Excerpted records ->
-=-=-

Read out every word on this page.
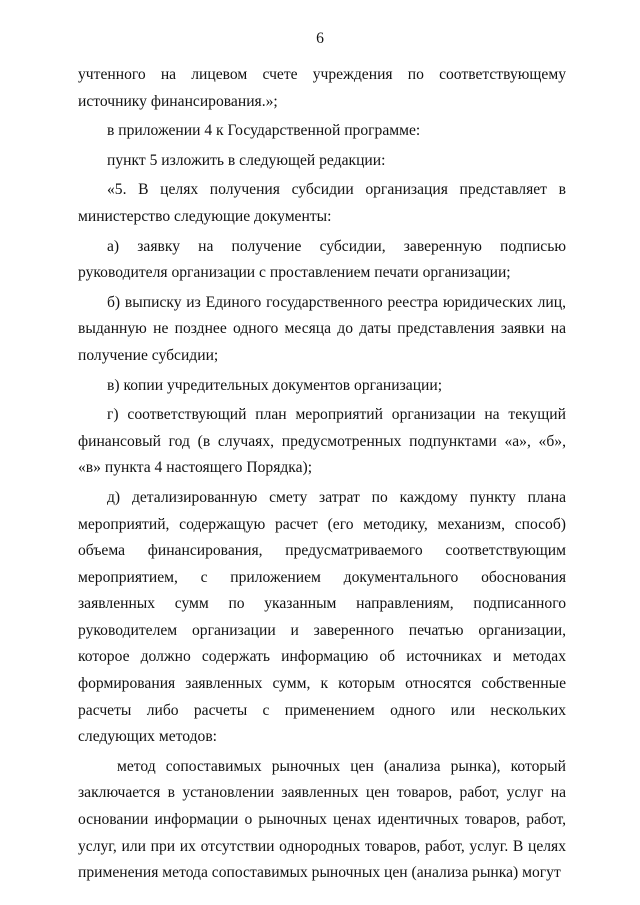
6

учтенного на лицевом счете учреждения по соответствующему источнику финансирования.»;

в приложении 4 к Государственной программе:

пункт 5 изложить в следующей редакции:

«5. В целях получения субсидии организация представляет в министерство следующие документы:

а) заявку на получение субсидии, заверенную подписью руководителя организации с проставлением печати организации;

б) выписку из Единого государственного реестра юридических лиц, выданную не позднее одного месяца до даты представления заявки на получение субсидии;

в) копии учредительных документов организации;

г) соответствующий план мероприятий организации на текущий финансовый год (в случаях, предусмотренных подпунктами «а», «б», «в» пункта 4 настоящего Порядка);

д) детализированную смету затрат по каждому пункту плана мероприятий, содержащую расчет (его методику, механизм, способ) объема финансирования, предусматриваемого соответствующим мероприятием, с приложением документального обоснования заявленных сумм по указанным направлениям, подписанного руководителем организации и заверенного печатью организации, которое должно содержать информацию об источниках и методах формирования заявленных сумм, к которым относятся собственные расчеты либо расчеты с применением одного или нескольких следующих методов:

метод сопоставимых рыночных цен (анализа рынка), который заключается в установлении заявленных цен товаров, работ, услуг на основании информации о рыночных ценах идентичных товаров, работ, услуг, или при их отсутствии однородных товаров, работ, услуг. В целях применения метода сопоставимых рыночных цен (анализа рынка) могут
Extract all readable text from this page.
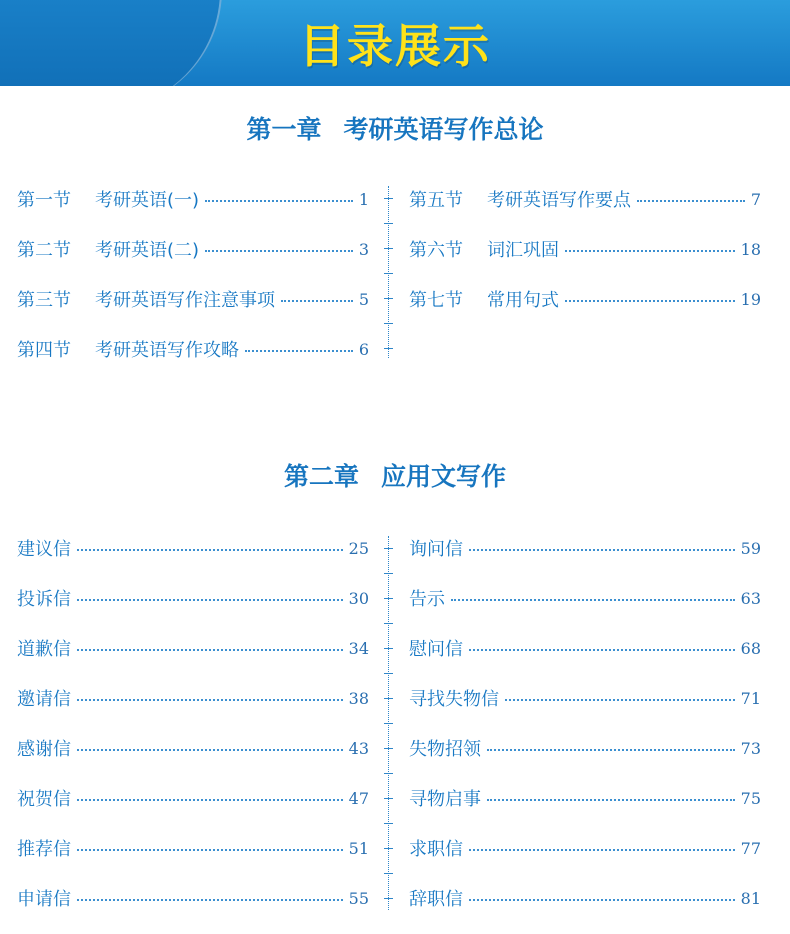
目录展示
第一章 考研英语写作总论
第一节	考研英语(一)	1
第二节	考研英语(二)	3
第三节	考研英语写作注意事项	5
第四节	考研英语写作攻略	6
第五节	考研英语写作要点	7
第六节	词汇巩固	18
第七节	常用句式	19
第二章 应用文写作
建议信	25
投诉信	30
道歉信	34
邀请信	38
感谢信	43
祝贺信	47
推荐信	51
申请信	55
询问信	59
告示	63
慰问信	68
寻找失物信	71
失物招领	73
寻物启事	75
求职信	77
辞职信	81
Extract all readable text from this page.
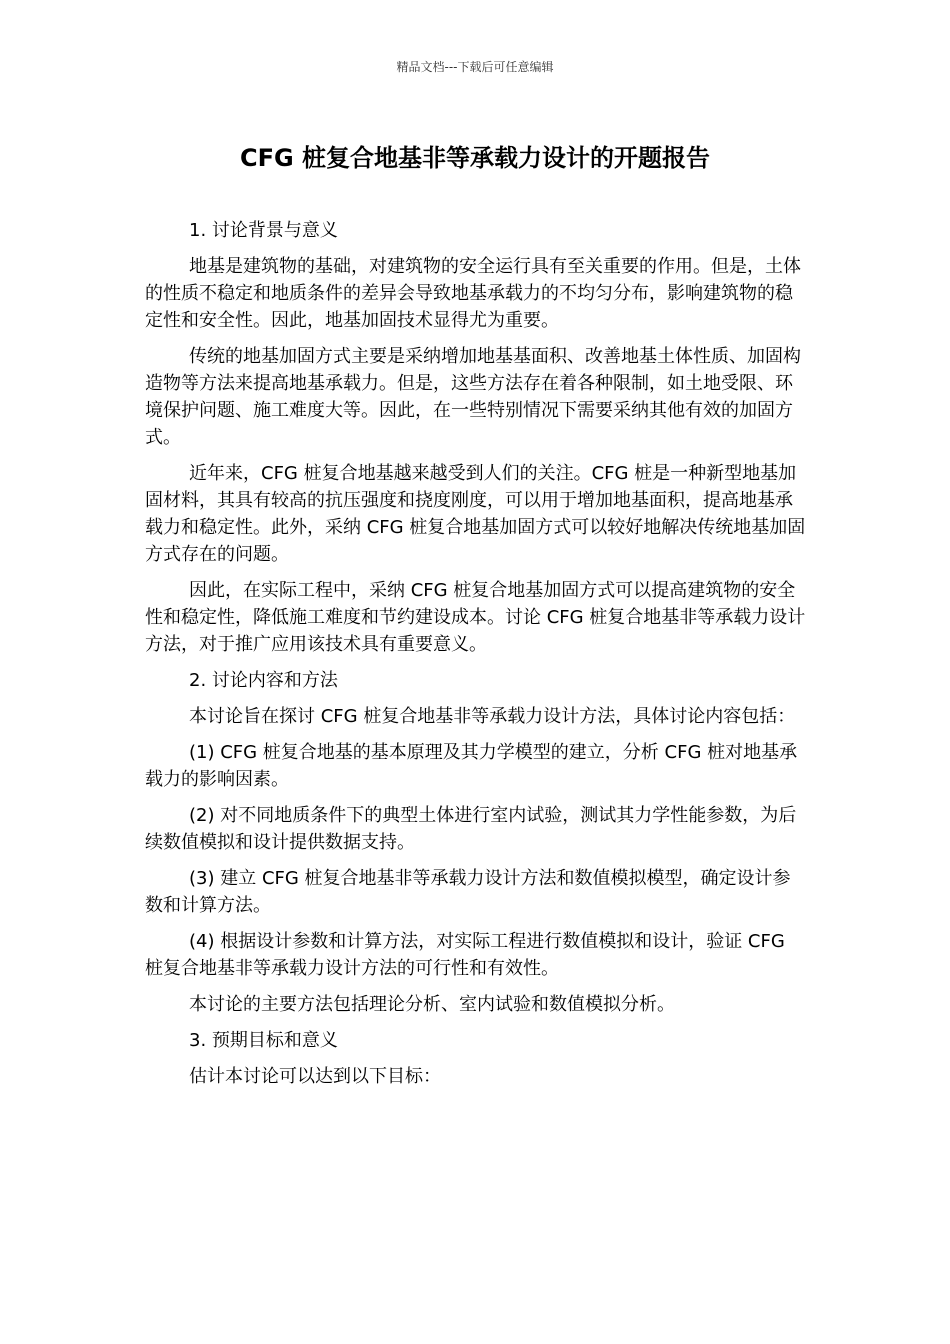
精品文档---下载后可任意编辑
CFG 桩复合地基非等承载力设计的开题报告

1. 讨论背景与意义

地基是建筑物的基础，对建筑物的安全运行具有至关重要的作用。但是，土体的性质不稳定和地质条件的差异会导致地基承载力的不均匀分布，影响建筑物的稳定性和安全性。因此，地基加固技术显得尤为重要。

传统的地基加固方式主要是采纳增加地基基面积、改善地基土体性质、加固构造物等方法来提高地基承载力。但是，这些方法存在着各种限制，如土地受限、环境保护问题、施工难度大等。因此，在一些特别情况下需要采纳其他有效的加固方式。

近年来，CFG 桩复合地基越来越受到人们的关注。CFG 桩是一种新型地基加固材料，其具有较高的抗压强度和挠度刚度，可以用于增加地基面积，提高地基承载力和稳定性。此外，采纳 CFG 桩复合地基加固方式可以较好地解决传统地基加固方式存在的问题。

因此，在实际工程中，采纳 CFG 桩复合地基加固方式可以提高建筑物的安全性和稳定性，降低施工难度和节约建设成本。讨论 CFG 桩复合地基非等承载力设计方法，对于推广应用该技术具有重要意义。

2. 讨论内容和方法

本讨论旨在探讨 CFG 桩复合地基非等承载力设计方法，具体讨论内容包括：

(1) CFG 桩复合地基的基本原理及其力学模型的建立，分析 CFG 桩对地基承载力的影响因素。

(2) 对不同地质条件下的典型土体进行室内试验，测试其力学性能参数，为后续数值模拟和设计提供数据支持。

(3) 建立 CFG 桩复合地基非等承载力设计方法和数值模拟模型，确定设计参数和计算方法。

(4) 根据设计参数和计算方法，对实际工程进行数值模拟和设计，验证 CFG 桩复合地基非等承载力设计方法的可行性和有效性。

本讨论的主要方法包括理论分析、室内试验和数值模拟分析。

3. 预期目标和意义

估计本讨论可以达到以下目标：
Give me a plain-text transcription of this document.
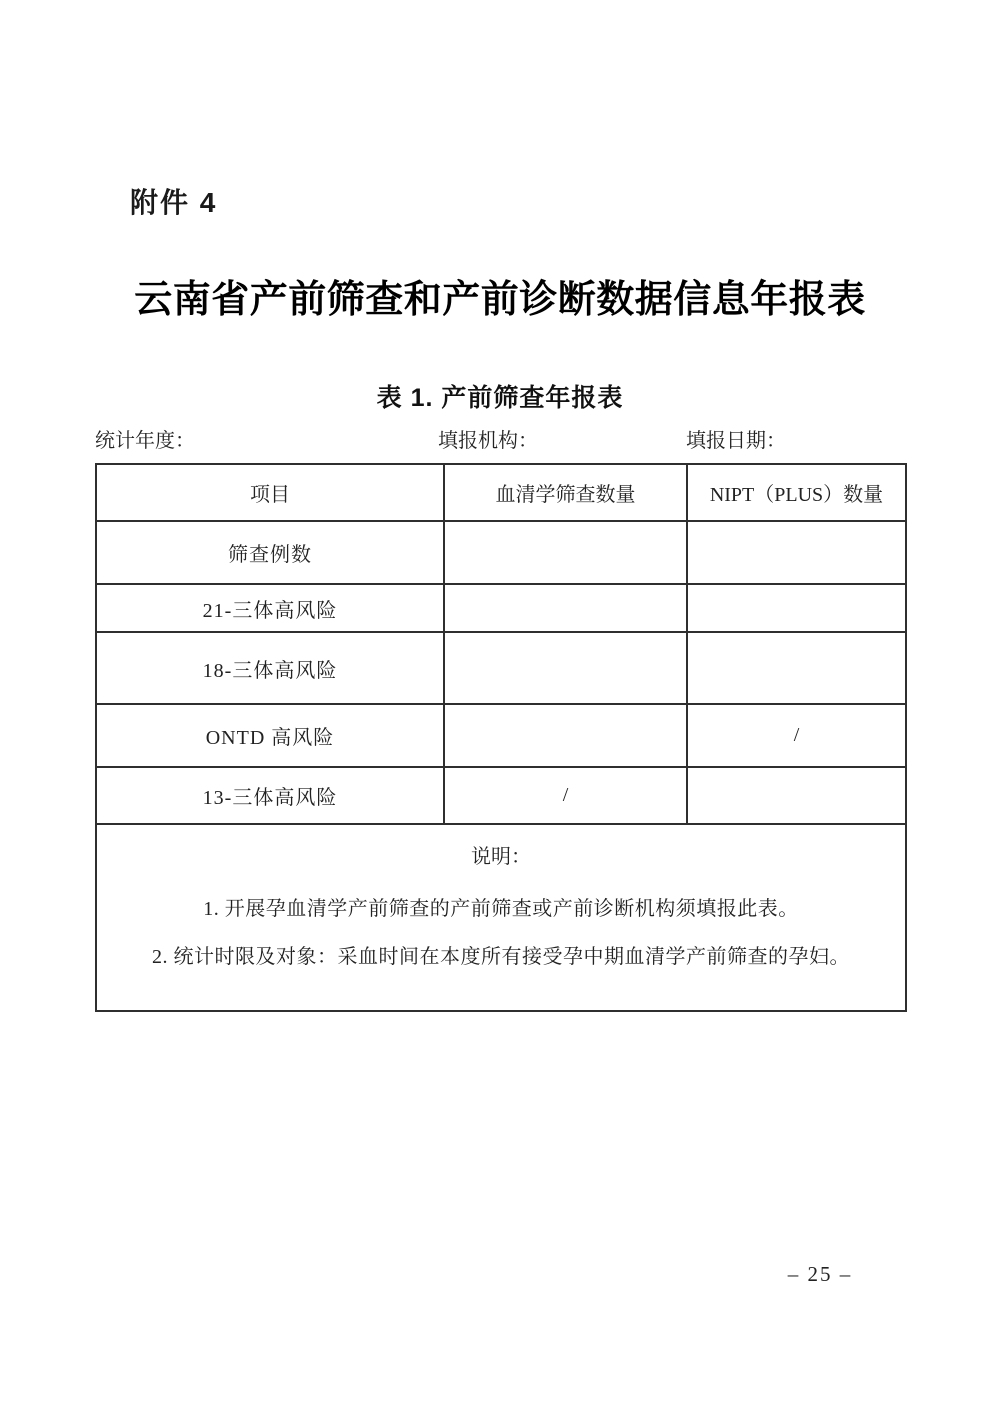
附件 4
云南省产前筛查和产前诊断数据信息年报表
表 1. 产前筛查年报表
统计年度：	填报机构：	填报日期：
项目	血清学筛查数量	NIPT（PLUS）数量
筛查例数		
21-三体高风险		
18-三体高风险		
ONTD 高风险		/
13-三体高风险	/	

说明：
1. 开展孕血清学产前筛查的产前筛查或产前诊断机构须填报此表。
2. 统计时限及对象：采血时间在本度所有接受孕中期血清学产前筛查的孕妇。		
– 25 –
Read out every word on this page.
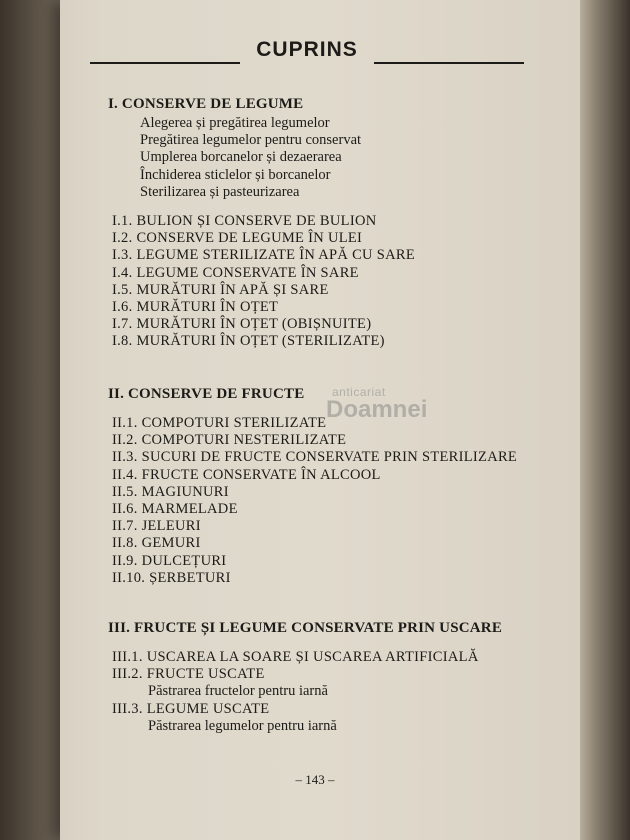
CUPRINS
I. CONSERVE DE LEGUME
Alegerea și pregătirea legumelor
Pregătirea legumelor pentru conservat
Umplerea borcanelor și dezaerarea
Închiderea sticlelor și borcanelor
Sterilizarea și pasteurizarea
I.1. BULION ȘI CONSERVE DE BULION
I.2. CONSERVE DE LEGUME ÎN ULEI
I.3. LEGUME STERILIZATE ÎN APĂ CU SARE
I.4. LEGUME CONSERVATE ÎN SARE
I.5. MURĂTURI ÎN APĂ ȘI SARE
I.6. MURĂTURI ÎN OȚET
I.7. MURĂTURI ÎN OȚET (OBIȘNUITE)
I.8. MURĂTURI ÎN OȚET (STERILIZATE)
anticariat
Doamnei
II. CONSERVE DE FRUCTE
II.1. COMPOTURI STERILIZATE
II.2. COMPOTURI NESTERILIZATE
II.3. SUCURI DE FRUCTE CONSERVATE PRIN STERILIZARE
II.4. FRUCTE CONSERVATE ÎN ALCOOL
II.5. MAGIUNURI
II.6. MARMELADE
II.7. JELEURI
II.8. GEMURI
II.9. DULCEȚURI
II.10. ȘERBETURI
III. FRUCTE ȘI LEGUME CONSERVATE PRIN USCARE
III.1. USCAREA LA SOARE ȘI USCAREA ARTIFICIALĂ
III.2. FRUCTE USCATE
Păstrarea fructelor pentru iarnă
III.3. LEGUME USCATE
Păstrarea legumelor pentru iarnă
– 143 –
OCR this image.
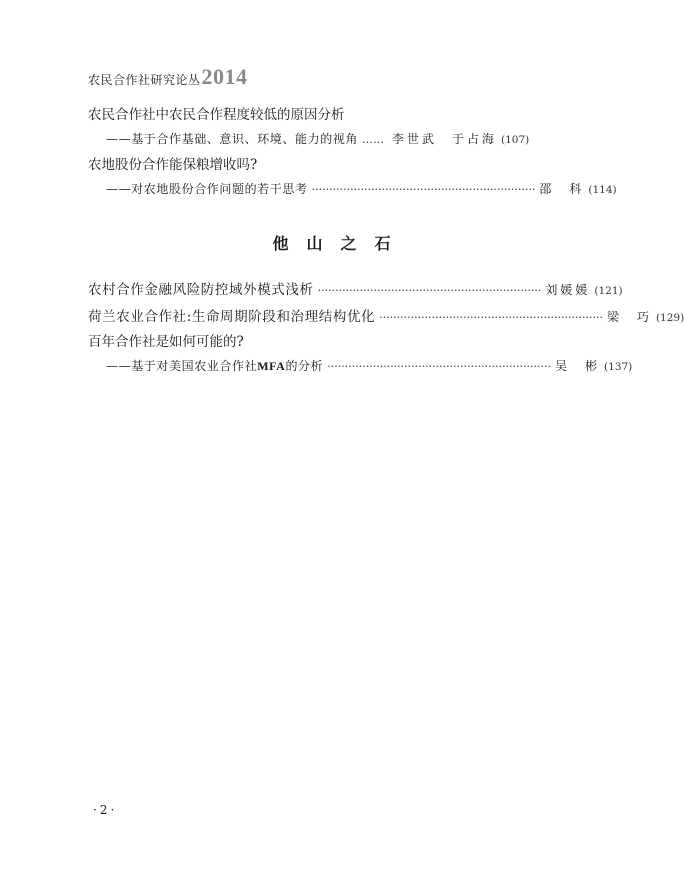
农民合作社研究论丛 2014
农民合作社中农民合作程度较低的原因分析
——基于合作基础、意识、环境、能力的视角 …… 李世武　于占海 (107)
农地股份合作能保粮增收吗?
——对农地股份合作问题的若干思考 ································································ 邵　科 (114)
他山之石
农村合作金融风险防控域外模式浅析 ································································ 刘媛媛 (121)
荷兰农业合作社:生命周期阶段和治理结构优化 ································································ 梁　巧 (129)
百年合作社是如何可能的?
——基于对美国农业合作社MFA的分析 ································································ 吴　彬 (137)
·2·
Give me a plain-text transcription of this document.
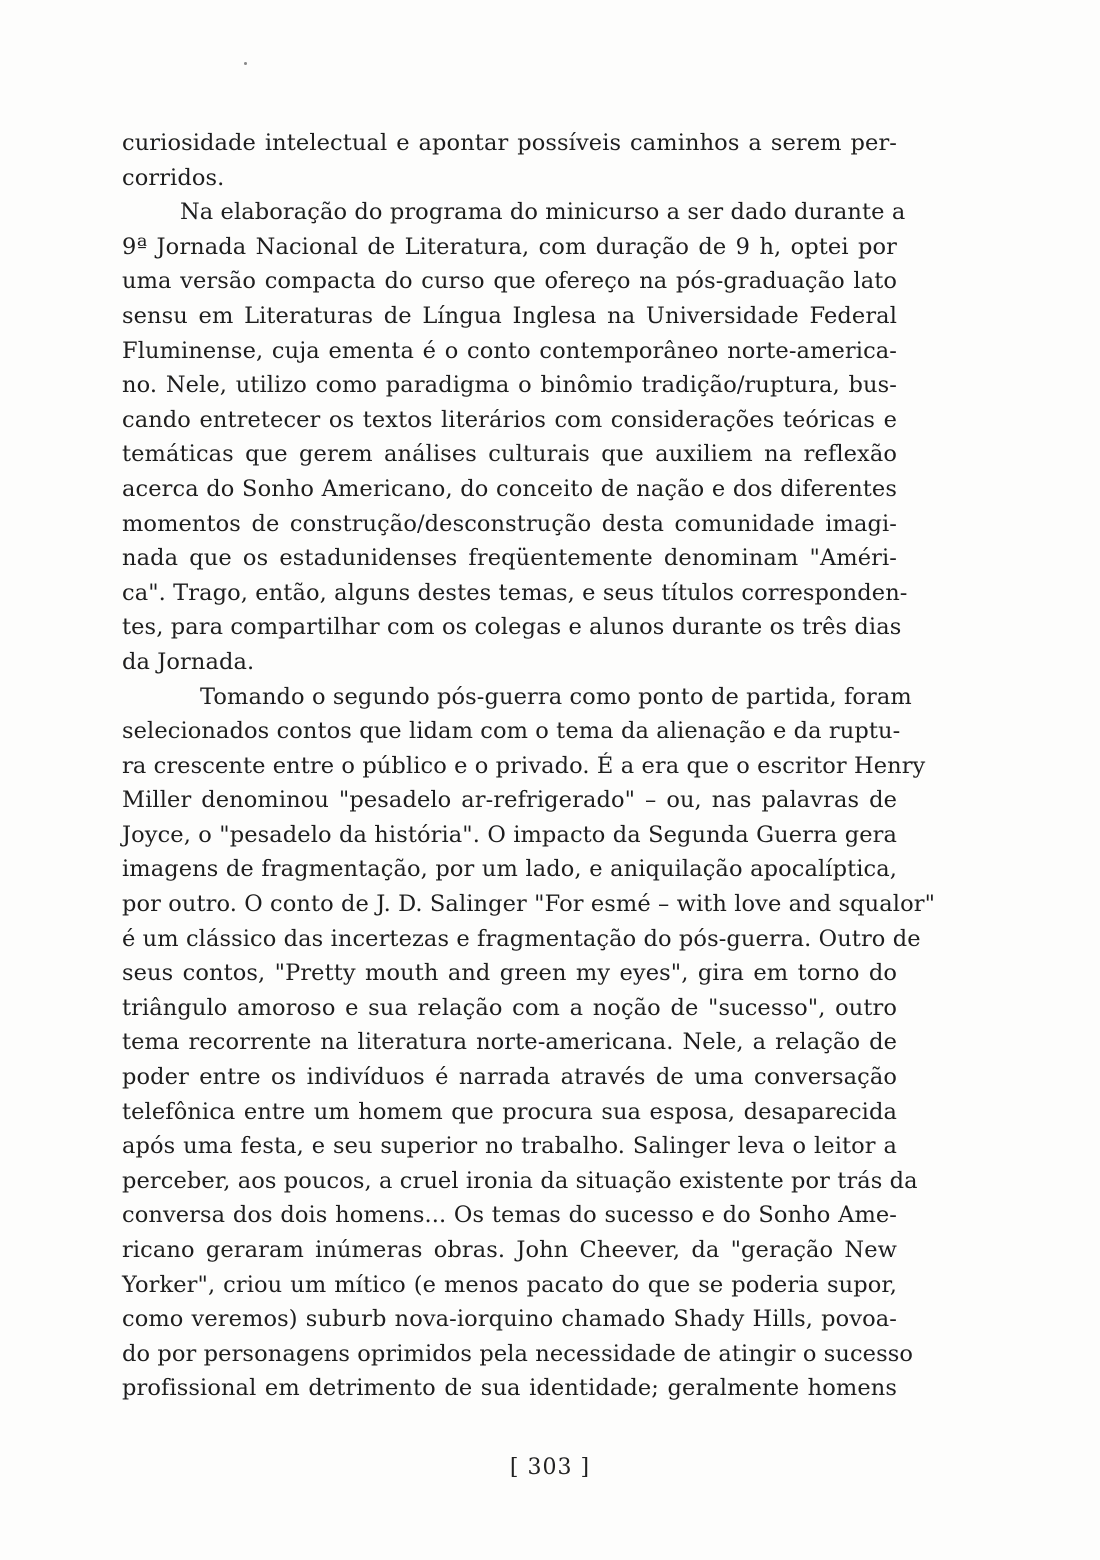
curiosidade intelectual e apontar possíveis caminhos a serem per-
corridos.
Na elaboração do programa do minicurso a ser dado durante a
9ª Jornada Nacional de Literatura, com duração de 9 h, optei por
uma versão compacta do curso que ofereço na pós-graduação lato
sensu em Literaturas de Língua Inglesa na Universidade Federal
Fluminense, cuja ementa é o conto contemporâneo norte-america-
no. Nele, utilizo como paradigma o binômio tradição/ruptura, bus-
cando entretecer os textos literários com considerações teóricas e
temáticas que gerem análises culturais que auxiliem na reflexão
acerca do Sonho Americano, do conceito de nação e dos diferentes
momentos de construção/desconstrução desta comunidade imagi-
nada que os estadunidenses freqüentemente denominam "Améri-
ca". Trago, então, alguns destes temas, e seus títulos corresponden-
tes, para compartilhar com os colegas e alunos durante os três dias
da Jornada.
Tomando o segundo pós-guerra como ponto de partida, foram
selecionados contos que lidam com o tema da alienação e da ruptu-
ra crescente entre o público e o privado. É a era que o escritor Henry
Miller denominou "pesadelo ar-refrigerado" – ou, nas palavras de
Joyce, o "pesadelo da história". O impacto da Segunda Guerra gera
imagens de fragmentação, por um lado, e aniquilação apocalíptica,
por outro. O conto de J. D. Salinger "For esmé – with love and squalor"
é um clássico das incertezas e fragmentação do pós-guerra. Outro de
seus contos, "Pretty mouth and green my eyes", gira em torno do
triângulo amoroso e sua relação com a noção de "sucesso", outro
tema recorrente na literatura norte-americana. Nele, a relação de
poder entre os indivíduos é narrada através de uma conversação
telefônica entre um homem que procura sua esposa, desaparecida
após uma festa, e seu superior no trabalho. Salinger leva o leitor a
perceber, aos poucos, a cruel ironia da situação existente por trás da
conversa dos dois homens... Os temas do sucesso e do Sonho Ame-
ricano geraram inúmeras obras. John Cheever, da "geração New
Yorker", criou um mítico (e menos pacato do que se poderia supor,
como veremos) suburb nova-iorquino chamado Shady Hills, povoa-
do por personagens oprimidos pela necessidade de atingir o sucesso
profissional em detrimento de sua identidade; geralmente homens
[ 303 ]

-=-=-

Directions ->
State the number of lines in the records that include "seus", and write nothing else.

Exercise answer ->
2